• **Task to carry out**:
The entries below contain pictures. Retype everything except those pictures, exactly as given.

• **Extracted data**:
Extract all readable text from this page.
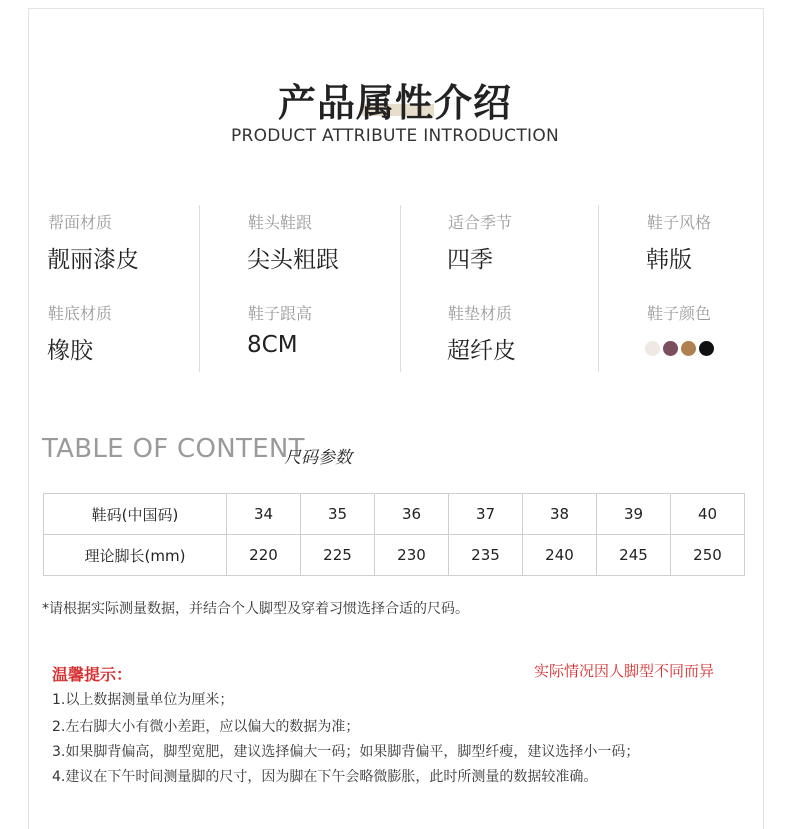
产品属性介绍
PRODUCT ATTRIBUTE INTRODUCTION
帮面材质
靓丽漆皮
鞋底材质
橡胶
鞋头鞋跟
尖头粗跟
鞋子跟高
8CM
适合季节
四季
鞋垫材质
超纤皮
鞋子风格
韩版
鞋子颜色
TABLE OF CONTENT
尺码参数
鞋码(中国码)	34	35	36	37	38	39	40
理论脚长(mm)	220	225	230	235	240	245	250
*请根据实际测量数据，并结合个人脚型及穿着习惯选择合适的尺码。
温馨提示：	实际情况因人脚型不同而异
1.以上数据测量单位为厘米；
2.左右脚大小有微小差距，应以偏大的数据为准；
3.如果脚背偏高，脚型宽肥，建议选择偏大一码；如果脚背偏平，脚型纤瘦，建议选择小一码；
4.建议在下午时间测量脚的尺寸，因为脚在下午会略微膨胀，此时所测量的数据较准确。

• **Task solution**:
Extract all readable text from this page.
产品属性介绍
PRODUCT ATTRIBUTE INTRODUCTION
帮面材质
靓丽漆皮
鞋底材质
橡胶
鞋头鞋跟
尖头粗跟
鞋子跟高
8CM
适合季节
四季
鞋垫材质
超纤皮
鞋子风格
韩版
鞋子颜色
TABLE OF CONTENT
尺码参数
鞋码(中国码)	34	35	36	37	38	39	40
理论脚长(mm)	220	225	230	235	240	245	250
*请根据实际测量数据，并结合个人脚型及穿着习惯选择合适的尺码。
温馨提示：	实际情况因人脚型不同而异
1.以上数据测量单位为厘米；
2.左右脚大小有微小差距，应以偏大的数据为准；
3.如果脚背偏高，脚型宽肥，建议选择偏大一码；如果脚背偏平，脚型纤瘦，建议选择小一码；
4.建议在下午时间测量脚的尺寸，因为脚在下午会略微膨胀，此时所测量的数据较准确。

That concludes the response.